═══ MATERIALS PROVIDED

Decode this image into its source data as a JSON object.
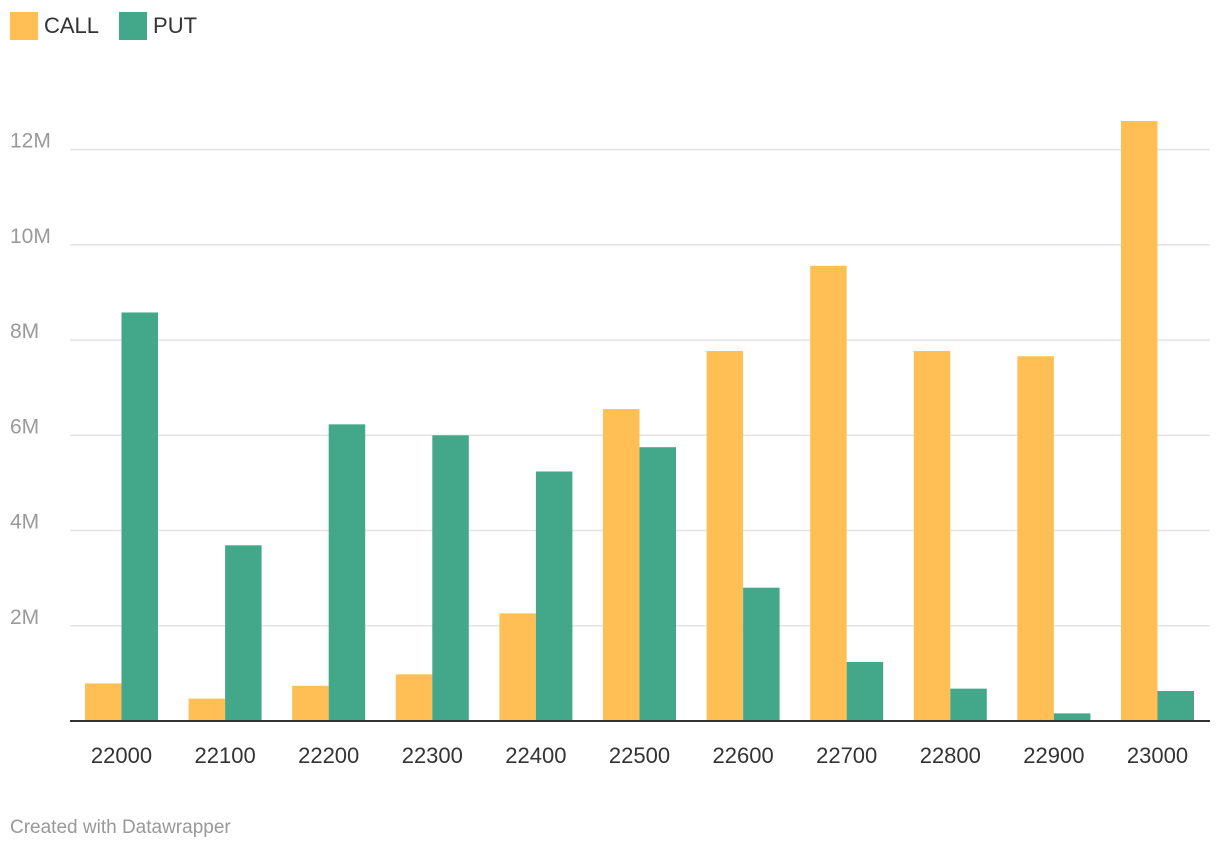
{
  "legend": [
    {
      "label": "CALL",
      "color": "#ffbf55"
    },
    {
      "label": "PUT",
      "color": "#42a889"
    }
  ],
  "credit": "Created with Datawrapper",
  "chart_data": {
    "type": "bar",
    "title": "",
    "xlabel": "",
    "ylabel": "",
    "categories": [
      "22000",
      "22100",
      "22200",
      "22300",
      "22400",
      "22500",
      "22600",
      "22700",
      "22800",
      "22900",
      "23000"
    ],
    "series": [
      {
        "name": "CALL",
        "color": "#ffbf55",
        "values": [
          790000,
          470000,
          740000,
          980000,
          2260000,
          6550000,
          7770000,
          9560000,
          7770000,
          7660000,
          12600000
        ]
      },
      {
        "name": "PUT",
        "color": "#42a889",
        "values": [
          8580000,
          3690000,
          6230000,
          6000000,
          5240000,
          5750000,
          2800000,
          1240000,
          680000,
          160000,
          630000
        ]
      }
    ],
    "ylim": [
      0,
      13000000
    ],
    "yticks": [
      {
        "value": 2000000,
        "label": "2M"
      },
      {
        "value": 4000000,
        "label": "4M"
      },
      {
        "value": 6000000,
        "label": "6M"
      },
      {
        "value": 8000000,
        "label": "8M"
      },
      {
        "value": 10000000,
        "label": "10M"
      },
      {
        "value": 12000000,
        "label": "12M"
      }
    ],
    "grid": true,
    "legend_position": "top-left"
  }
}
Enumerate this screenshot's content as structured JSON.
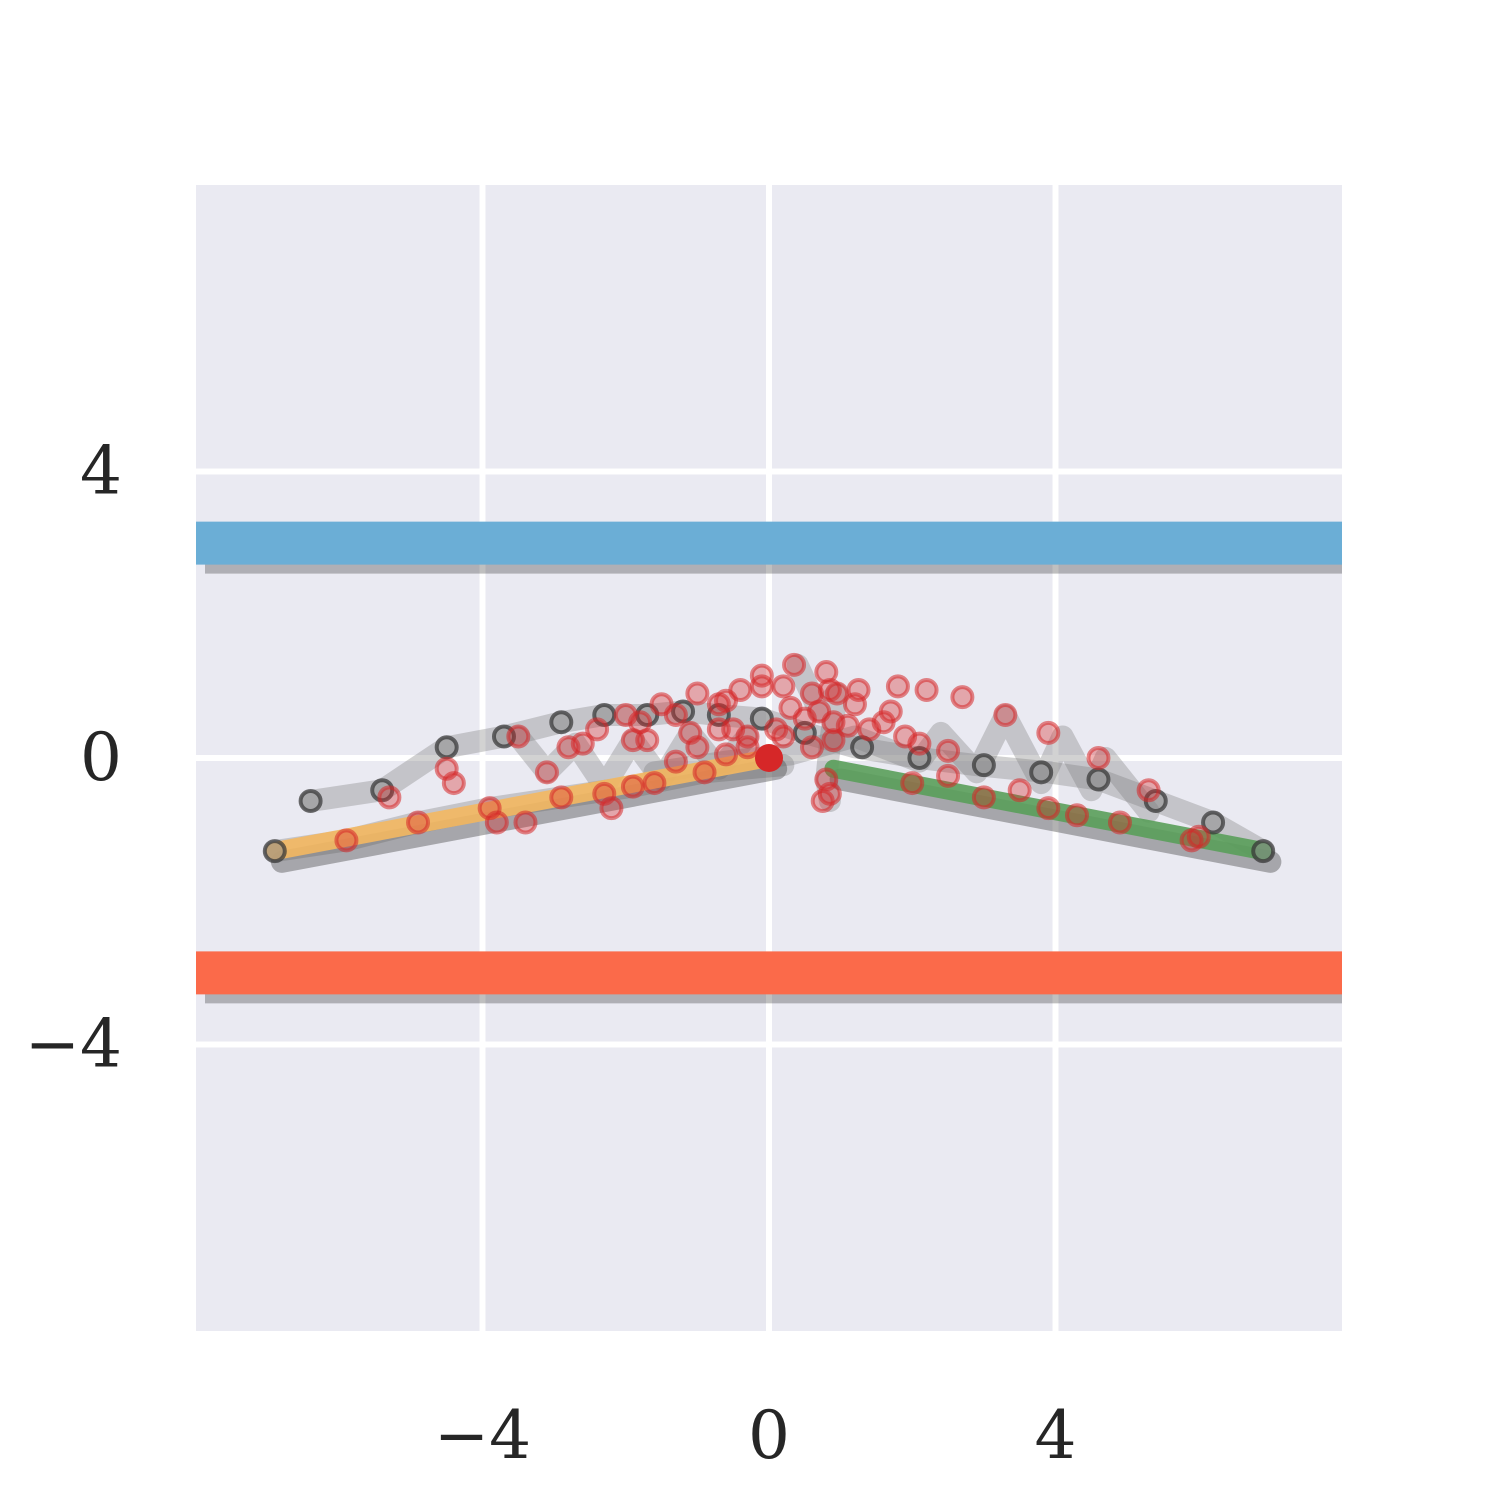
{
  "chart_data": {
    "type": "line",
    "title": "",
    "xlabel": "",
    "ylabel": "",
    "xlim": [
      -8,
      8
    ],
    "ylim": [
      -8,
      8
    ],
    "grid": true,
    "background": "#eaeaf2",
    "grid_color": "#ffffff",
    "x_ticks": [
      {
        "value": -4,
        "label": "−4"
      },
      {
        "value": 0,
        "label": "0"
      },
      {
        "value": 4,
        "label": "4"
      }
    ],
    "y_ticks": [
      {
        "value": 4,
        "label": "4"
      },
      {
        "value": 0,
        "label": "0"
      },
      {
        "value": -4,
        "label": "−4"
      }
    ],
    "bands": [
      {
        "color": "#6baed6",
        "y_top": 3.3,
        "y_bottom": 2.7
      },
      {
        "color": "#fb6a4a",
        "y_top": -2.7,
        "y_bottom": -3.3
      }
    ],
    "reference_paths": [
      {
        "color": "#f4b860",
        "points": [
          [
            -6.9,
            -1.3
          ],
          [
            0,
            0
          ]
        ]
      },
      {
        "color": "#5a9e5a",
        "points": [
          [
            0.9,
            -0.15
          ],
          [
            6.9,
            -1.3
          ]
        ]
      }
    ],
    "ghost_paths": [
      [
        [
          -6.9,
          -1.3
        ],
        [
          -5.9,
          -1.15
        ],
        [
          -4.9,
          -0.9
        ],
        [
          -3.9,
          -0.7
        ],
        [
          -2.9,
          -0.55
        ],
        [
          -1.9,
          -0.4
        ],
        [
          -0.9,
          -0.2
        ],
        [
          0.2,
          -0.1
        ]
      ],
      [
        [
          -6.4,
          -0.6
        ],
        [
          -5.4,
          -0.45
        ],
        [
          -4.5,
          0.15
        ],
        [
          -3.7,
          0.3
        ],
        [
          -2.9,
          0.5
        ],
        [
          -2.3,
          0.6
        ],
        [
          -1.7,
          0.6
        ],
        [
          -1.2,
          0.65
        ],
        [
          -0.7,
          0.6
        ],
        [
          -0.1,
          0.55
        ],
        [
          0.5,
          0.35
        ],
        [
          1.2,
          0.15
        ],
        [
          2.1,
          0.0
        ],
        [
          2.9,
          -0.1
        ],
        [
          3.9,
          -0.2
        ],
        [
          4.6,
          -0.3
        ],
        [
          5.4,
          -0.6
        ],
        [
          6.2,
          -0.9
        ],
        [
          6.9,
          -1.3
        ]
      ],
      [
        [
          -1.6,
          -0.2
        ],
        [
          -0.6,
          -0.05
        ],
        [
          0.3,
          0.05
        ],
        [
          1.2,
          0.3
        ],
        [
          2.1,
          -0.05
        ],
        [
          2.4,
          0.35
        ],
        [
          2.9,
          -0.2
        ],
        [
          3.3,
          0.6
        ],
        [
          3.8,
          -0.35
        ],
        [
          4.1,
          0.3
        ],
        [
          4.5,
          -0.45
        ],
        [
          4.7,
          0.0
        ],
        [
          5.3,
          -0.75
        ]
      ],
      [
        [
          -3.5,
          0.3
        ],
        [
          -3.1,
          -0.2
        ],
        [
          -2.7,
          0.2
        ],
        [
          -2.3,
          -0.4
        ],
        [
          -1.9,
          0.25
        ],
        [
          -1.5,
          -0.3
        ],
        [
          -1.1,
          0.35
        ],
        [
          -0.7,
          -0.15
        ],
        [
          -0.3,
          0.3
        ]
      ],
      [
        [
          0.4,
          1.3
        ],
        [
          0.7,
          0.65
        ],
        [
          0.95,
          0.9
        ],
        [
          0.85,
          0.2
        ],
        [
          0.8,
          -0.3
        ],
        [
          0.85,
          -0.6
        ]
      ]
    ],
    "ghost_points": [
      [
        -6.9,
        -1.3
      ],
      [
        -6.4,
        -0.6
      ],
      [
        -5.4,
        -0.45
      ],
      [
        -4.5,
        0.15
      ],
      [
        -3.7,
        0.3
      ],
      [
        -2.9,
        0.5
      ],
      [
        -2.3,
        0.6
      ],
      [
        -1.7,
        0.6
      ],
      [
        -1.2,
        0.65
      ],
      [
        -0.7,
        0.6
      ],
      [
        -0.1,
        0.55
      ],
      [
        0.5,
        0.35
      ],
      [
        1.3,
        0.15
      ],
      [
        2.1,
        0.0
      ],
      [
        3.0,
        -0.1
      ],
      [
        3.8,
        -0.2
      ],
      [
        4.6,
        -0.3
      ],
      [
        5.4,
        -0.6
      ],
      [
        6.2,
        -0.9
      ],
      [
        6.9,
        -1.3
      ]
    ],
    "trace_points": [
      [
        -5.9,
        -1.15
      ],
      [
        -4.9,
        -0.9
      ],
      [
        -3.9,
        -0.7
      ],
      [
        -3.8,
        -0.9
      ],
      [
        -3.4,
        -0.9
      ],
      [
        -2.9,
        -0.55
      ],
      [
        -2.3,
        -0.5
      ],
      [
        -1.9,
        -0.4
      ],
      [
        -1.6,
        -0.35
      ],
      [
        -0.9,
        -0.2
      ],
      [
        -2.2,
        -0.7
      ],
      [
        -5.3,
        -0.55
      ],
      [
        -4.4,
        -0.35
      ],
      [
        -4.5,
        -0.15
      ],
      [
        -3.5,
        0.3
      ],
      [
        -3.1,
        -0.2
      ],
      [
        -2.8,
        0.15
      ],
      [
        -2.4,
        0.4
      ],
      [
        -2.0,
        0.6
      ],
      [
        -1.9,
        0.25
      ],
      [
        -1.5,
        0.75
      ],
      [
        -1.3,
        0.6
      ],
      [
        -1.0,
        0.9
      ],
      [
        -0.7,
        0.75
      ],
      [
        -0.6,
        0.8
      ],
      [
        -0.4,
        0.95
      ],
      [
        -0.1,
        1.0
      ],
      [
        -0.1,
        1.15
      ],
      [
        0.2,
        1.0
      ],
      [
        0.35,
        1.3
      ],
      [
        0.6,
        0.9
      ],
      [
        0.85,
        0.95
      ],
      [
        1.25,
        0.95
      ],
      [
        1.8,
        1.0
      ],
      [
        2.2,
        0.95
      ],
      [
        2.7,
        0.85
      ],
      [
        3.3,
        0.6
      ],
      [
        3.9,
        0.35
      ],
      [
        4.6,
        0.0
      ],
      [
        5.3,
        -0.45
      ],
      [
        6.0,
        -1.1
      ],
      [
        -1.7,
        0.25
      ],
      [
        -1.1,
        0.35
      ],
      [
        -0.7,
        0.4
      ],
      [
        -0.3,
        0.3
      ],
      [
        0.1,
        0.4
      ],
      [
        0.5,
        0.55
      ],
      [
        0.9,
        0.5
      ],
      [
        1.2,
        0.75
      ],
      [
        1.6,
        0.5
      ],
      [
        1.7,
        0.65
      ],
      [
        1.9,
        0.3
      ],
      [
        2.5,
        0.1
      ],
      [
        2.1,
        0.2
      ],
      [
        -1.3,
        -0.05
      ],
      [
        -1.0,
        0.15
      ],
      [
        -0.6,
        0.05
      ],
      [
        -0.3,
        0.15
      ],
      [
        0.2,
        0.3
      ],
      [
        0.6,
        0.15
      ],
      [
        0.9,
        0.25
      ],
      [
        1.1,
        0.45
      ],
      [
        0.8,
        1.2
      ],
      [
        0.95,
        0.9
      ],
      [
        0.7,
        0.65
      ],
      [
        0.8,
        -0.3
      ],
      [
        0.85,
        -0.5
      ],
      [
        0.75,
        -0.6
      ],
      [
        2.0,
        -0.35
      ],
      [
        2.5,
        -0.25
      ],
      [
        3.0,
        -0.55
      ],
      [
        3.5,
        -0.45
      ],
      [
        3.9,
        -0.7
      ],
      [
        4.3,
        -0.8
      ],
      [
        4.9,
        -0.9
      ],
      [
        5.9,
        -1.15
      ],
      [
        -2.6,
        0.2
      ],
      [
        -1.8,
        0.5
      ],
      [
        -0.5,
        0.4
      ],
      [
        0.3,
        0.7
      ],
      [
        1.4,
        0.4
      ]
    ],
    "current_point": [
      0,
      0
    ],
    "colors": {
      "trace": "#d62728",
      "ghost": "#555555",
      "current": "#d62728"
    }
  }
}
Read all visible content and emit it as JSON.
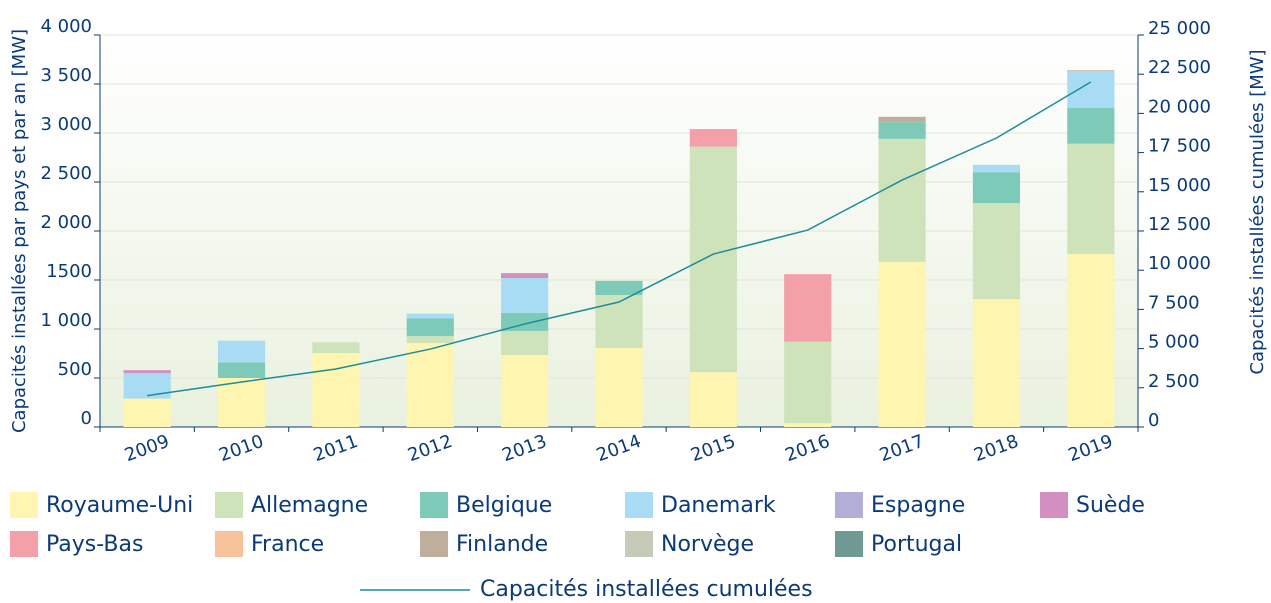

══════

WRITTEN INSTRUCTION: Determine how many lines of the material include the string "content". Output only that count.

THE RESPONSE: 2